• What needs to be done: Pictures aside, write out every record exactly as it appears.

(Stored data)
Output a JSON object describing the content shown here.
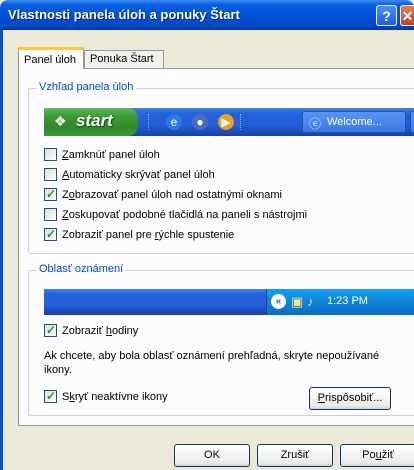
{
  "window": {
    "title": "Vlastnosti panela úloh a ponuky Štart",
    "help_icon": "help-icon",
    "close_icon": "close-icon"
  },
  "tabs": [
    {
      "label": "Panel úloh",
      "active": true
    },
    {
      "label": "Ponuka Štart",
      "active": false
    }
  ],
  "taskbar_group": {
    "label": "Vzhľad panela úloh",
    "preview": {
      "start_label": "start",
      "task_label": "Welcome..."
    },
    "options": [
      {
        "pre": "",
        "acc": "Z",
        "post": "amknúť panel úloh",
        "checked": false
      },
      {
        "pre": "",
        "acc": "A",
        "post": "utomaticky skrývať panel úloh",
        "checked": false
      },
      {
        "pre": "Z",
        "acc": "o",
        "post": "brazovať panel úloh nad ostatnými oknami",
        "checked": true
      },
      {
        "pre": "",
        "acc": "Z",
        "post": "oskupovať podobné tlačidlá na paneli s nástrojmi",
        "checked": false
      },
      {
        "pre": "Zobraziť panel pre ",
        "acc": "r",
        "post": "ýchle spustenie",
        "checked": true
      }
    ]
  },
  "notification_group": {
    "label": "Oblasť oznámení",
    "preview": {
      "clock": "1:23 PM"
    },
    "show_clock": {
      "pre": "Zobraziť ",
      "acc": "h",
      "post": "odiny",
      "checked": true
    },
    "info_text": "Ak chcete, aby bola oblasť oznámení prehľadná, skryte nepoužívané ikony.",
    "hide_inactive": {
      "pre": "S",
      "acc": "k",
      "post": "ryť neaktívne ikony",
      "checked": true
    },
    "customize": {
      "acc": "P",
      "post": "rispôsobiť..."
    }
  },
  "footer": {
    "ok": "OK",
    "cancel": "Zrušiť",
    "apply": {
      "pre": "Po",
      "acc": "u",
      "post": "žiť"
    }
  },
  "colors": {
    "title_bar": "#0453d8",
    "group_label": "#0046d5",
    "checkmark": "#21a121",
    "dialog_bg": "#ece9d8",
    "tab_highlight": "#ffc83c"
  }
}
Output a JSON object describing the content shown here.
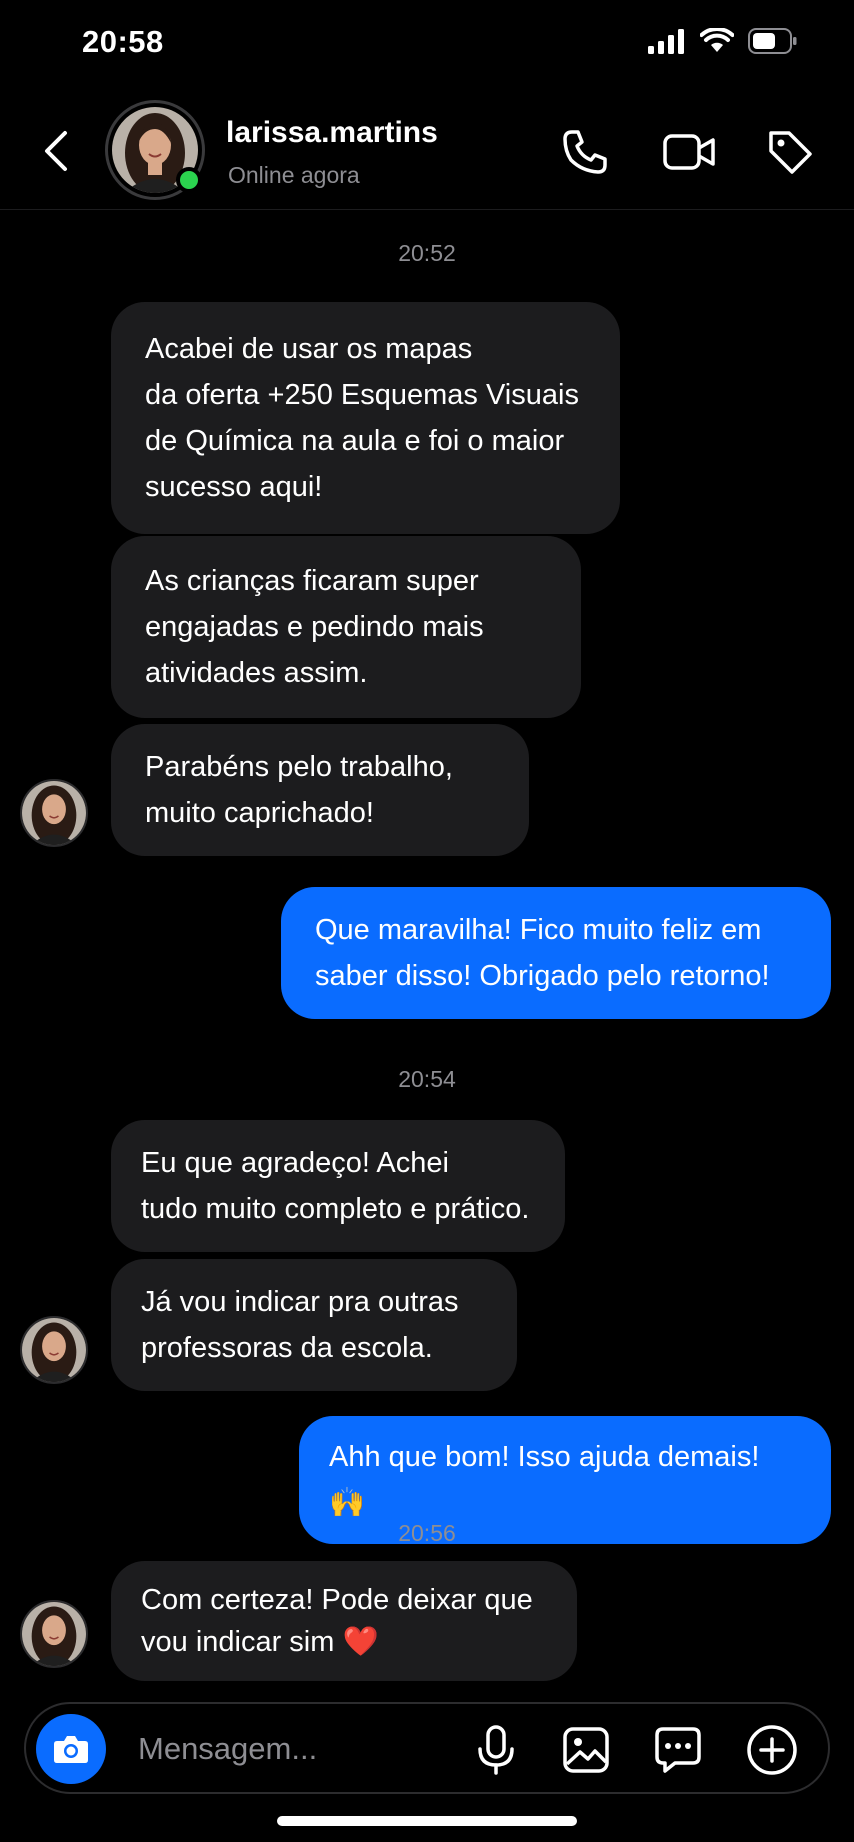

• Task response:
Output a JSON object describing the content shown here.
{
  "window": {
    "title": "Vlastnosti panela úloh a ponuky Štart",
    "help_icon": "help-icon",
    "close_icon": "close-icon"
  },
  "tabs": [
    {
      "label": "Panel úloh",
      "active": true
    },
    {
      "label": "Ponuka Štart",
      "active": false
    }
  ],
  "taskbar_group": {
    "label": "Vzhľad panela úloh",
    "preview": {
      "start_label": "start",
      "task_label": "Welcome..."
    },
    "options": [
      {
        "pre": "",
        "acc": "Z",
        "post": "amknúť panel úloh",
        "checked": false
      },
      {
        "pre": "",
        "acc": "A",
        "post": "utomaticky skrývať panel úloh",
        "checked": false
      },
      {
        "pre": "Z",
        "acc": "o",
        "post": "brazovať panel úloh nad ostatnými oknami",
        "checked": true
      },
      {
        "pre": "",
        "acc": "Z",
        "post": "oskupovať podobné tlačidlá na paneli s nástrojmi",
        "checked": false
      },
      {
        "pre": "Zobraziť panel pre ",
        "acc": "r",
        "post": "ýchle spustenie",
        "checked": true
      }
    ]
  },
  "notification_group": {
    "label": "Oblasť oznámení",
    "preview": {
      "clock": "1:23 PM"
    },
    "show_clock": {
      "pre": "Zobraziť ",
      "acc": "h",
      "post": "odiny",
      "checked": true
    },
    "info_text": "Ak chcete, aby bola oblasť oznámení prehľadná, skryte nepoužívané ikony.",
    "hide_inactive": {
      "pre": "S",
      "acc": "k",
      "post": "ryť neaktívne ikony",
      "checked": true
    },
    "customize": {
      "acc": "P",
      "post": "rispôsobiť..."
    }
  },
  "footer": {
    "ok": "OK",
    "cancel": "Zrušiť",
    "apply": {
      "pre": "Po",
      "acc": "u",
      "post": "žiť"
    }
  },
  "colors": {
    "title_bar": "#0453d8",
    "group_label": "#0046d5",
    "checkmark": "#21a121",
    "dialog_bg": "#ece9d8",
    "tab_highlight": "#ffc83c"
  }
}
Output a JSON object describing the content shown here.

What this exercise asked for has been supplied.